■ Written task
Return every line below in which "global" appears.

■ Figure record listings
## begin
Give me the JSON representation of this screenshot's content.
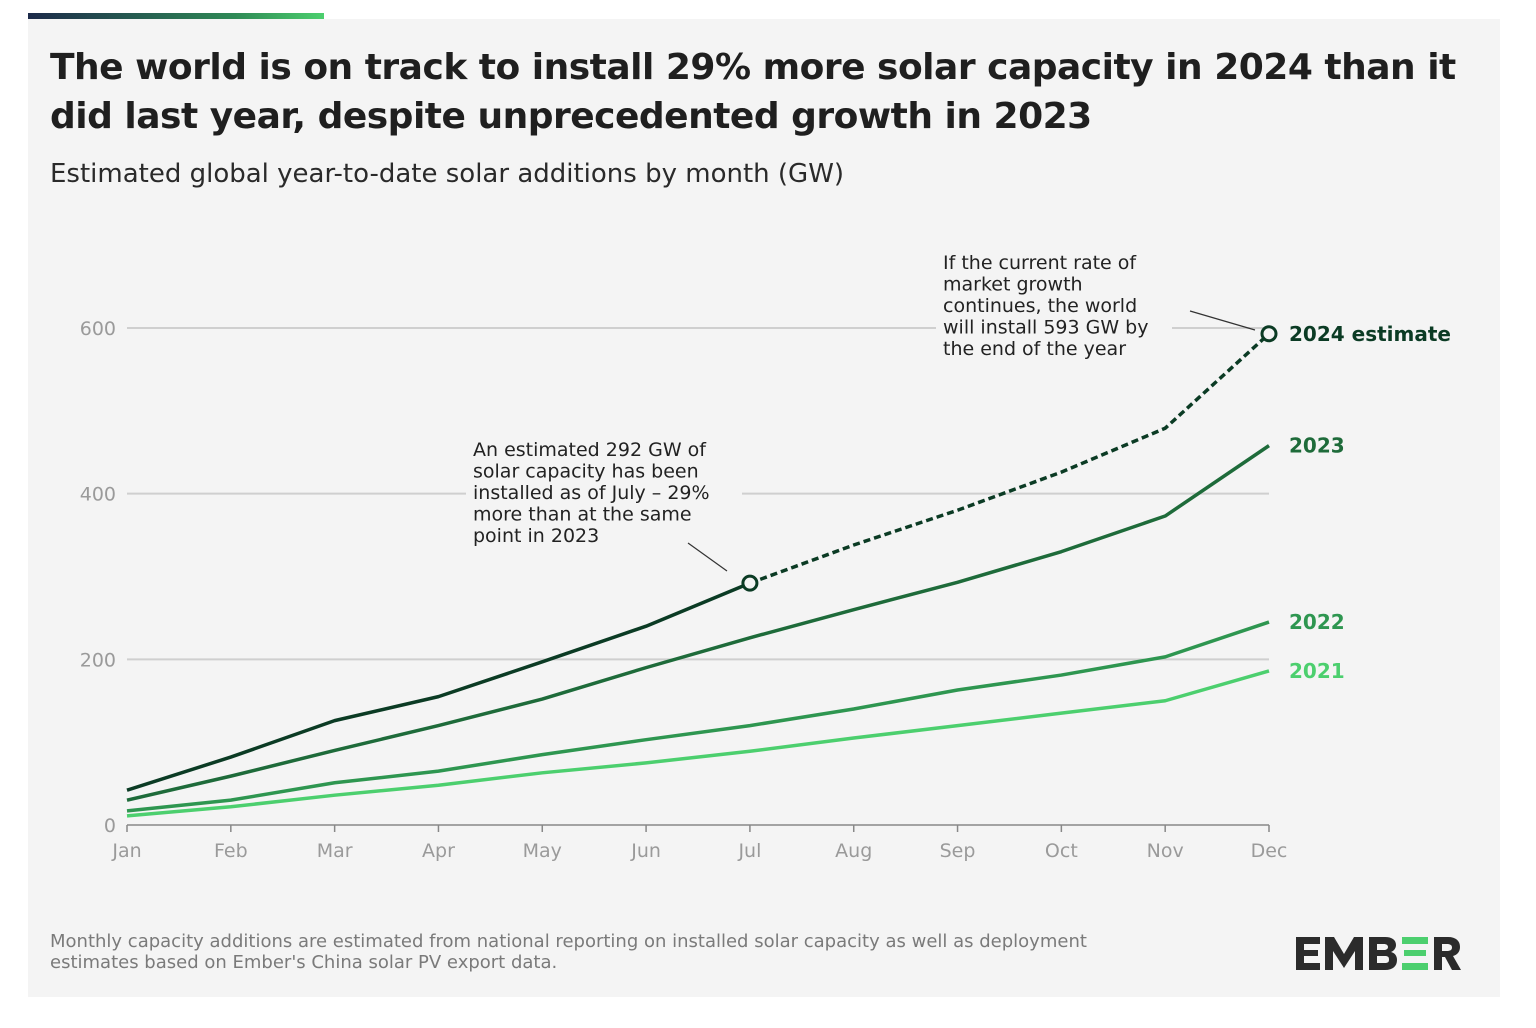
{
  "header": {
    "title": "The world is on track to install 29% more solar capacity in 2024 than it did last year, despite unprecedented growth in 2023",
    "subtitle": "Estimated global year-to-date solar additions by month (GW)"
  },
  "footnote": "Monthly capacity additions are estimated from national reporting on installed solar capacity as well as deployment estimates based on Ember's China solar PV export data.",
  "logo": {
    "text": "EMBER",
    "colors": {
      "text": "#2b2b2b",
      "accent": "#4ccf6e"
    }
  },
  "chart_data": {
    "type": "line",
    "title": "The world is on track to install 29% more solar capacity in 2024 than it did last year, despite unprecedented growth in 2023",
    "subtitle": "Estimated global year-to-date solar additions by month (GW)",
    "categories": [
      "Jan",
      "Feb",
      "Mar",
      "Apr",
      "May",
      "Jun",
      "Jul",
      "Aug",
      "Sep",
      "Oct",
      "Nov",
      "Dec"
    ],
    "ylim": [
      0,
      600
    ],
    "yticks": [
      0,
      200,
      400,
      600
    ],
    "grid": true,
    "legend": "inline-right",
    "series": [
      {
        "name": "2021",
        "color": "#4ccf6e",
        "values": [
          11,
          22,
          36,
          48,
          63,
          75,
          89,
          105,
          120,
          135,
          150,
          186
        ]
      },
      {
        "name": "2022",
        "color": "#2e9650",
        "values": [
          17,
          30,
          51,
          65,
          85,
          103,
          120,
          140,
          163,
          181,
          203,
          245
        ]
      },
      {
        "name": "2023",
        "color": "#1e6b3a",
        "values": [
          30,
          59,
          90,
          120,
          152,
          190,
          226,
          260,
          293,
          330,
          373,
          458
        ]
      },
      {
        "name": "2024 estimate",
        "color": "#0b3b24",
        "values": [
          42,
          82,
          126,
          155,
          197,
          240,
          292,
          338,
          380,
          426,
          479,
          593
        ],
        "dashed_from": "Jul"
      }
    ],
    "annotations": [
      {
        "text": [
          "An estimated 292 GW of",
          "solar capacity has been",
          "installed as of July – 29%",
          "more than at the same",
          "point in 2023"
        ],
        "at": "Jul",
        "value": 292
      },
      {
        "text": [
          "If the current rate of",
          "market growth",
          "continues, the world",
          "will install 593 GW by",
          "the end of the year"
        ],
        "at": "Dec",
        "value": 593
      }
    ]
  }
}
## end
■ Answer to this problem
    "subtitle": "Estimated global year-to-date solar additions by month (GW)"
    "subtitle": "Estimated global year-to-date solar additions by month (GW)",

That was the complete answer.